[SET EXERCISE]: Make an exact copy of the entries below.

==== RECORDS FOR PROCESSING ====

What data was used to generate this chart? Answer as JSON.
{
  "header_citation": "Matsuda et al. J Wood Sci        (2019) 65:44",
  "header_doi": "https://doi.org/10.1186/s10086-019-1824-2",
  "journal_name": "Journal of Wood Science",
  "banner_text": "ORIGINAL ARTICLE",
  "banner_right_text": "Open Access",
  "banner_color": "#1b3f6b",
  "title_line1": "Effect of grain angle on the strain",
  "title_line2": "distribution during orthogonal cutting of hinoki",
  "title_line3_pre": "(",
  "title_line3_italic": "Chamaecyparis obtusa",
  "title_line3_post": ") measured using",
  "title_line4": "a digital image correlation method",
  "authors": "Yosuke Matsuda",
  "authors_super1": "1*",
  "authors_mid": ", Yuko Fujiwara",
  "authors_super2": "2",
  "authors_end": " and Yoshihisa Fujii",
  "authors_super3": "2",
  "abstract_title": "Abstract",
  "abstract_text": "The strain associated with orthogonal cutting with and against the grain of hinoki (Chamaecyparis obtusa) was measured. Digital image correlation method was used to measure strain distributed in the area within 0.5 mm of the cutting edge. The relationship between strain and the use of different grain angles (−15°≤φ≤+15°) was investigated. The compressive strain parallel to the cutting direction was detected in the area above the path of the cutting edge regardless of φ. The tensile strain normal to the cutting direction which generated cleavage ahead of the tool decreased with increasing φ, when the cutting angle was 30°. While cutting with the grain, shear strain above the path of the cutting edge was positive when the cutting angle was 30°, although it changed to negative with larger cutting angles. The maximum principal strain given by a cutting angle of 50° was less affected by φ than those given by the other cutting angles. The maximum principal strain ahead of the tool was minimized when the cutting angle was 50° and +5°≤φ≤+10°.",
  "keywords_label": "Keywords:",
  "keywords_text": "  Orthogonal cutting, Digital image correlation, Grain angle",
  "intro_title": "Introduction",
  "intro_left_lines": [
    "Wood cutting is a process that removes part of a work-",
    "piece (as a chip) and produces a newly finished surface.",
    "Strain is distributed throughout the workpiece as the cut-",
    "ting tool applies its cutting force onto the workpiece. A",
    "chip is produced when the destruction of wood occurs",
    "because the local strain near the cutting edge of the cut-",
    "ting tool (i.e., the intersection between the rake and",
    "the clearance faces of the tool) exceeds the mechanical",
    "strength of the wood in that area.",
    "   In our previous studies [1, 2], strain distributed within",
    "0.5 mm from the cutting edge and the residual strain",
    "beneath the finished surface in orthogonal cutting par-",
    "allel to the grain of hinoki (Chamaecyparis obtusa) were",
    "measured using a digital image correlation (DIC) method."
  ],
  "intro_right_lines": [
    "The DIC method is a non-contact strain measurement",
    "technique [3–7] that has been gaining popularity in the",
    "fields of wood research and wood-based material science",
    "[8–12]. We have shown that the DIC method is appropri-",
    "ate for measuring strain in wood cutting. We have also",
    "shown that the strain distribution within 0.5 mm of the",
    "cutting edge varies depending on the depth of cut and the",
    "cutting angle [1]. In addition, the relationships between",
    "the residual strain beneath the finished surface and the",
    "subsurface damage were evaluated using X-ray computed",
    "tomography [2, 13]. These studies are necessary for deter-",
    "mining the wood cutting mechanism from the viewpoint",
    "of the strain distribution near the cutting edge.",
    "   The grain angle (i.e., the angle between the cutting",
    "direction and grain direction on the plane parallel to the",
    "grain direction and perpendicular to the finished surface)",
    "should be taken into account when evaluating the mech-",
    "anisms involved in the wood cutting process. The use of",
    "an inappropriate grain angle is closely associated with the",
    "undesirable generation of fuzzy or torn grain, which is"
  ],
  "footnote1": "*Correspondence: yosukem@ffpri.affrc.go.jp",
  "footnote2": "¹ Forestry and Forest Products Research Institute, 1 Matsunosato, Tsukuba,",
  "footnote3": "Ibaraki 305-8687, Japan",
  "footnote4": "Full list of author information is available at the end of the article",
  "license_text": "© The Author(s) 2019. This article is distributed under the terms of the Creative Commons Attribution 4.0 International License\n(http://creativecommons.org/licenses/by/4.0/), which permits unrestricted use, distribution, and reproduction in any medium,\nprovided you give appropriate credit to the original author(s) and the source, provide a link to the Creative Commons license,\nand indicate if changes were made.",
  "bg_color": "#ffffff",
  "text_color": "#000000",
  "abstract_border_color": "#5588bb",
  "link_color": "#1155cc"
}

====

[EXERCISE ANSWER]:
What data was used to generate this chart? Answer as JSON.
{
  "header_citation": "Matsuda et al. J Wood Sci        (2019) 65:44",
  "header_doi": "https://doi.org/10.1186/s10086-019-1824-2",
  "journal_name": "Journal of Wood Science",
  "banner_text": "ORIGINAL ARTICLE",
  "banner_right_text": "Open Access",
  "banner_color": "#1b3f6b",
  "title_line1": "Effect of grain angle on the strain",
  "title_line2": "distribution during orthogonal cutting of hinoki",
  "title_line3_pre": "(",
  "title_line3_italic": "Chamaecyparis obtusa",
  "title_line3_post": ") measured using",
  "title_line4": "a digital image correlation method",
  "authors": "Yosuke Matsuda",
  "authors_super1": "1*",
  "authors_mid": ", Yuko Fujiwara",
  "authors_super2": "2",
  "authors_end": " and Yoshihisa Fujii",
  "authors_super3": "2",
  "abstract_title": "Abstract",
  "abstract_text": "The strain associated with orthogonal cutting with and against the grain of hinoki (Chamaecyparis obtusa) was measured. Digital image correlation method was used to measure strain distributed in the area within 0.5 mm of the cutting edge. The relationship between strain and the use of different grain angles (−15°≤φ≤+15°) was investigated. The compressive strain parallel to the cutting direction was detected in the area above the path of the cutting edge regardless of φ. The tensile strain normal to the cutting direction which generated cleavage ahead of the tool decreased with increasing φ, when the cutting angle was 30°. While cutting with the grain, shear strain above the path of the cutting edge was positive when the cutting angle was 30°, although it changed to negative with larger cutting angles. The maximum principal strain given by a cutting angle of 50° was less affected by φ than those given by the other cutting angles. The maximum principal strain ahead of the tool was minimized when the cutting angle was 50° and +5°≤φ≤+10°.",
  "keywords_label": "Keywords:",
  "keywords_text": "  Orthogonal cutting, Digital image correlation, Grain angle",
  "intro_title": "Introduction",
  "intro_left_lines": [
    "Wood cutting is a process that removes part of a work-",
    "piece (as a chip) and produces a newly finished surface.",
    "Strain is distributed throughout the workpiece as the cut-",
    "ting tool applies its cutting force onto the workpiece. A",
    "chip is produced when the destruction of wood occurs",
    "because the local strain near the cutting edge of the cut-",
    "ting tool (i.e., the intersection between the rake and",
    "the clearance faces of the tool) exceeds the mechanical",
    "strength of the wood in that area.",
    "   In our previous studies [1, 2], strain distributed within",
    "0.5 mm from the cutting edge and the residual strain",
    "beneath the finished surface in orthogonal cutting par-",
    "allel to the grain of hinoki (Chamaecyparis obtusa) were",
    "measured using a digital image correlation (DIC) method."
  ],
  "intro_right_lines": [
    "The DIC method is a non-contact strain measurement",
    "technique [3–7] that has been gaining popularity in the",
    "fields of wood research and wood-based material science",
    "[8–12]. We have shown that the DIC method is appropri-",
    "ate for measuring strain in wood cutting. We have also",
    "shown that the strain distribution within 0.5 mm of the",
    "cutting edge varies depending on the depth of cut and the",
    "cutting angle [1]. In addition, the relationships between",
    "the residual strain beneath the finished surface and the",
    "subsurface damage were evaluated using X-ray computed",
    "tomography [2, 13]. These studies are necessary for deter-",
    "mining the wood cutting mechanism from the viewpoint",
    "of the strain distribution near the cutting edge.",
    "   The grain angle (i.e., the angle between the cutting",
    "direction and grain direction on the plane parallel to the",
    "grain direction and perpendicular to the finished surface)",
    "should be taken into account when evaluating the mech-",
    "anisms involved in the wood cutting process. The use of",
    "an inappropriate grain angle is closely associated with the",
    "undesirable generation of fuzzy or torn grain, which is"
  ],
  "footnote1": "*Correspondence: yosukem@ffpri.affrc.go.jp",
  "footnote2": "¹ Forestry and Forest Products Research Institute, 1 Matsunosato, Tsukuba,",
  "footnote3": "Ibaraki 305-8687, Japan",
  "footnote4": "Full list of author information is available at the end of the article",
  "license_text": "© The Author(s) 2019. This article is distributed under the terms of the Creative Commons Attribution 4.0 International License\n(http://creativecommons.org/licenses/by/4.0/), which permits unrestricted use, distribution, and reproduction in any medium,\nprovided you give appropriate credit to the original author(s) and the source, provide a link to the Creative Commons license,\nand indicate if changes were made.",
  "bg_color": "#ffffff",
  "text_color": "#000000",
  "abstract_border_color": "#5588bb",
  "link_color": "#1155cc"
}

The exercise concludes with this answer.